--- start of GIVEN INFORMATION ---

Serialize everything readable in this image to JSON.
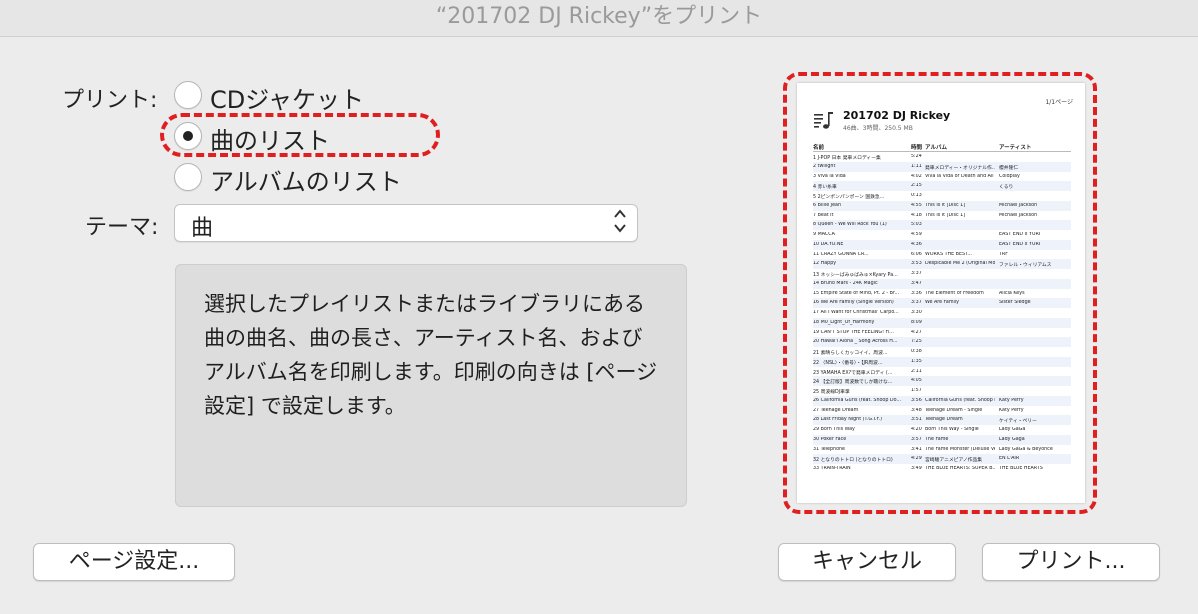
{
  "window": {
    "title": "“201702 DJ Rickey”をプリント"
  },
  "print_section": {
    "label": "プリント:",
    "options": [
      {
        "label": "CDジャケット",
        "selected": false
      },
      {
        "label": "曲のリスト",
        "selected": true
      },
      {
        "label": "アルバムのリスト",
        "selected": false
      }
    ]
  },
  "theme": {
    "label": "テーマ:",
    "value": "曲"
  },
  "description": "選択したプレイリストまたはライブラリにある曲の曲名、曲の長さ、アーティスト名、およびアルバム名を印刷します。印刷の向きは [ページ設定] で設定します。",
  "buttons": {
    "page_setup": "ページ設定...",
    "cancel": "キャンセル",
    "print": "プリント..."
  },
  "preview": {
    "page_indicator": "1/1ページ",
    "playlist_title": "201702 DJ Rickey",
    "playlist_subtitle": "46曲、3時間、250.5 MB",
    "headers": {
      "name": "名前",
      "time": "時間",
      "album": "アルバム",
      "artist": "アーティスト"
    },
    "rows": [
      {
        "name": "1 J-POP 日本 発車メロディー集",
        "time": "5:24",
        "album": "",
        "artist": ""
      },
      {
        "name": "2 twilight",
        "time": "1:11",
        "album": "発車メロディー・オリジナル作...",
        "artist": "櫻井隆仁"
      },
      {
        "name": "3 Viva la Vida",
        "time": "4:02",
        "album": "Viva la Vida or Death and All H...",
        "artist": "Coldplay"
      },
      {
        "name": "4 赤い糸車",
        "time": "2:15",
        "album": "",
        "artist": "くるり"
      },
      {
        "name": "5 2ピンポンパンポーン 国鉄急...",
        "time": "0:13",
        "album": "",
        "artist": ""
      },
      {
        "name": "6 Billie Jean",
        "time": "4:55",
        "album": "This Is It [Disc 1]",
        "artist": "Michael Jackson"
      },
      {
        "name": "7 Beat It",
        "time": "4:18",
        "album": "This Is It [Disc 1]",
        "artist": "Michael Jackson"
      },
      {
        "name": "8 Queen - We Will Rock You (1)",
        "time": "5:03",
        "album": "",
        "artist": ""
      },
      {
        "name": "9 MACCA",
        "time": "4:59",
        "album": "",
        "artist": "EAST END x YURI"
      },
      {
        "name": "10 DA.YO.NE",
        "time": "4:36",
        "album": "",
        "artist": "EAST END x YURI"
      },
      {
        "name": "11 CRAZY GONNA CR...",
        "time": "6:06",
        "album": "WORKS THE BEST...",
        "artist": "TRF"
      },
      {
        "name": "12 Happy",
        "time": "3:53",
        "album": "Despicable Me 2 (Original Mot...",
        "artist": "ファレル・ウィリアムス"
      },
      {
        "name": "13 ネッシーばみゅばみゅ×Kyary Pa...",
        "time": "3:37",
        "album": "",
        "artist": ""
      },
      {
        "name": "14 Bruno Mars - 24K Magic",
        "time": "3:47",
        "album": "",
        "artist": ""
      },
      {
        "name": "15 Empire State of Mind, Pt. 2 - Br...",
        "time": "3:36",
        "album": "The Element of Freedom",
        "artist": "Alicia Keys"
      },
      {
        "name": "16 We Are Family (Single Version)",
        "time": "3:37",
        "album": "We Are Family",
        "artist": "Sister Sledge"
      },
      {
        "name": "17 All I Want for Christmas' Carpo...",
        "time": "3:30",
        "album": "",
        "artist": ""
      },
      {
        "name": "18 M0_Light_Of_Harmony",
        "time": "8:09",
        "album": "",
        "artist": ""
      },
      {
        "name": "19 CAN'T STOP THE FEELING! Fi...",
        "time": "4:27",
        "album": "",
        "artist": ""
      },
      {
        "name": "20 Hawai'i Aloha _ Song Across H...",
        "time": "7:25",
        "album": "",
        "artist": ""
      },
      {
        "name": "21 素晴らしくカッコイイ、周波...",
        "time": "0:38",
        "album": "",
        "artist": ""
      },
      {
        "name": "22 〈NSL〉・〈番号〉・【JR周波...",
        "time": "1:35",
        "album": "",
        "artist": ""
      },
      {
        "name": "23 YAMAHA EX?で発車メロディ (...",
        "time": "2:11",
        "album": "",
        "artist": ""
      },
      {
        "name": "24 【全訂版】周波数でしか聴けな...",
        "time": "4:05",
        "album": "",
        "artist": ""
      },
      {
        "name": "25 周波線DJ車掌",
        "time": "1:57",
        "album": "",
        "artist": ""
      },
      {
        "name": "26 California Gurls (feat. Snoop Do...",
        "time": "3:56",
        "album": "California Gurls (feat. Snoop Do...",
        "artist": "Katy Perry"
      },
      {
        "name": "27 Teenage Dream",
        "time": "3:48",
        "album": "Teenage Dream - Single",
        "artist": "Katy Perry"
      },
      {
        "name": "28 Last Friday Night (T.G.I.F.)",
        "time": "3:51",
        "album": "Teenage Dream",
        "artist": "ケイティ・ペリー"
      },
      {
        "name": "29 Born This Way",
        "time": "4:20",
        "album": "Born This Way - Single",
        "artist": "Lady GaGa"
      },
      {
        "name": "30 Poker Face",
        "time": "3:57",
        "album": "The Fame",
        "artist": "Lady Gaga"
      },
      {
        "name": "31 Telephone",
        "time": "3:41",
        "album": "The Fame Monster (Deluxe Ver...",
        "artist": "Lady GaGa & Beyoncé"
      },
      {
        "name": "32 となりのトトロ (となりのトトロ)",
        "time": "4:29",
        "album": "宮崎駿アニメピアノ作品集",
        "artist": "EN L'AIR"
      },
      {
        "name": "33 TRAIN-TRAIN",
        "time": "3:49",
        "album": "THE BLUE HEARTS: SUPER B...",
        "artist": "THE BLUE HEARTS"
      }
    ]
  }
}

--- end of GIVEN INFORMATION ---

→ WHAT THE TASK ASKS
Extract the full listing exactly, with the pictures left out.

→ COMPLETED TASK
Serialize everything readable in this image to JSON.
{
  "window": {
    "title": "“201702 DJ Rickey”をプリント"
  },
  "print_section": {
    "label": "プリント:",
    "options": [
      {
        "label": "CDジャケット",
        "selected": false
      },
      {
        "label": "曲のリスト",
        "selected": true
      },
      {
        "label": "アルバムのリスト",
        "selected": false
      }
    ]
  },
  "theme": {
    "label": "テーマ:",
    "value": "曲"
  },
  "description": "選択したプレイリストまたはライブラリにある曲の曲名、曲の長さ、アーティスト名、およびアルバム名を印刷します。印刷の向きは [ページ設定] で設定します。",
  "buttons": {
    "page_setup": "ページ設定...",
    "cancel": "キャンセル",
    "print": "プリント..."
  },
  "preview": {
    "page_indicator": "1/1ページ",
    "playlist_title": "201702 DJ Rickey",
    "playlist_subtitle": "46曲、3時間、250.5 MB",
    "headers": {
      "name": "名前",
      "time": "時間",
      "album": "アルバム",
      "artist": "アーティスト"
    },
    "rows": [
      {
        "name": "1 J-POP 日本 発車メロディー集",
        "time": "5:24",
        "album": "",
        "artist": ""
      },
      {
        "name": "2 twilight",
        "time": "1:11",
        "album": "発車メロディー・オリジナル作...",
        "artist": "櫻井隆仁"
      },
      {
        "name": "3 Viva la Vida",
        "time": "4:02",
        "album": "Viva la Vida or Death and All H...",
        "artist": "Coldplay"
      },
      {
        "name": "4 赤い糸車",
        "time": "2:15",
        "album": "",
        "artist": "くるり"
      },
      {
        "name": "5 2ピンポンパンポーン 国鉄急...",
        "time": "0:13",
        "album": "",
        "artist": ""
      },
      {
        "name": "6 Billie Jean",
        "time": "4:55",
        "album": "This Is It [Disc 1]",
        "artist": "Michael Jackson"
      },
      {
        "name": "7 Beat It",
        "time": "4:18",
        "album": "This Is It [Disc 1]",
        "artist": "Michael Jackson"
      },
      {
        "name": "8 Queen - We Will Rock You (1)",
        "time": "5:03",
        "album": "",
        "artist": ""
      },
      {
        "name": "9 MACCA",
        "time": "4:59",
        "album": "",
        "artist": "EAST END x YURI"
      },
      {
        "name": "10 DA.YO.NE",
        "time": "4:36",
        "album": "",
        "artist": "EAST END x YURI"
      },
      {
        "name": "11 CRAZY GONNA CR...",
        "time": "6:06",
        "album": "WORKS THE BEST...",
        "artist": "TRF"
      },
      {
        "name": "12 Happy",
        "time": "3:53",
        "album": "Despicable Me 2 (Original Mot...",
        "artist": "ファレル・ウィリアムス"
      },
      {
        "name": "13 ネッシーばみゅばみゅ×Kyary Pa...",
        "time": "3:37",
        "album": "",
        "artist": ""
      },
      {
        "name": "14 Bruno Mars - 24K Magic",
        "time": "3:47",
        "album": "",
        "artist": ""
      },
      {
        "name": "15 Empire State of Mind, Pt. 2 - Br...",
        "time": "3:36",
        "album": "The Element of Freedom",
        "artist": "Alicia Keys"
      },
      {
        "name": "16 We Are Family (Single Version)",
        "time": "3:37",
        "album": "We Are Family",
        "artist": "Sister Sledge"
      },
      {
        "name": "17 All I Want for Christmas' Carpo...",
        "time": "3:30",
        "album": "",
        "artist": ""
      },
      {
        "name": "18 M0_Light_Of_Harmony",
        "time": "8:09",
        "album": "",
        "artist": ""
      },
      {
        "name": "19 CAN'T STOP THE FEELING! Fi...",
        "time": "4:27",
        "album": "",
        "artist": ""
      },
      {
        "name": "20 Hawai'i Aloha _ Song Across H...",
        "time": "7:25",
        "album": "",
        "artist": ""
      },
      {
        "name": "21 素晴らしくカッコイイ、周波...",
        "time": "0:38",
        "album": "",
        "artist": ""
      },
      {
        "name": "22 〈NSL〉・〈番号〉・【JR周波...",
        "time": "1:35",
        "album": "",
        "artist": ""
      },
      {
        "name": "23 YAMAHA EX?で発車メロディ (...",
        "time": "2:11",
        "album": "",
        "artist": ""
      },
      {
        "name": "24 【全訂版】周波数でしか聴けな...",
        "time": "4:05",
        "album": "",
        "artist": ""
      },
      {
        "name": "25 周波線DJ車掌",
        "time": "1:57",
        "album": "",
        "artist": ""
      },
      {
        "name": "26 California Gurls (feat. Snoop Do...",
        "time": "3:56",
        "album": "California Gurls (feat. Snoop Do...",
        "artist": "Katy Perry"
      },
      {
        "name": "27 Teenage Dream",
        "time": "3:48",
        "album": "Teenage Dream - Single",
        "artist": "Katy Perry"
      },
      {
        "name": "28 Last Friday Night (T.G.I.F.)",
        "time": "3:51",
        "album": "Teenage Dream",
        "artist": "ケイティ・ペリー"
      },
      {
        "name": "29 Born This Way",
        "time": "4:20",
        "album": "Born This Way - Single",
        "artist": "Lady GaGa"
      },
      {
        "name": "30 Poker Face",
        "time": "3:57",
        "album": "The Fame",
        "artist": "Lady Gaga"
      },
      {
        "name": "31 Telephone",
        "time": "3:41",
        "album": "The Fame Monster (Deluxe Ver...",
        "artist": "Lady GaGa & Beyoncé"
      },
      {
        "name": "32 となりのトトロ (となりのトトロ)",
        "time": "4:29",
        "album": "宮崎駿アニメピアノ作品集",
        "artist": "EN L'AIR"
      },
      {
        "name": "33 TRAIN-TRAIN",
        "time": "3:49",
        "album": "THE BLUE HEARTS: SUPER B...",
        "artist": "THE BLUE HEARTS"
      }
    ]
  }
}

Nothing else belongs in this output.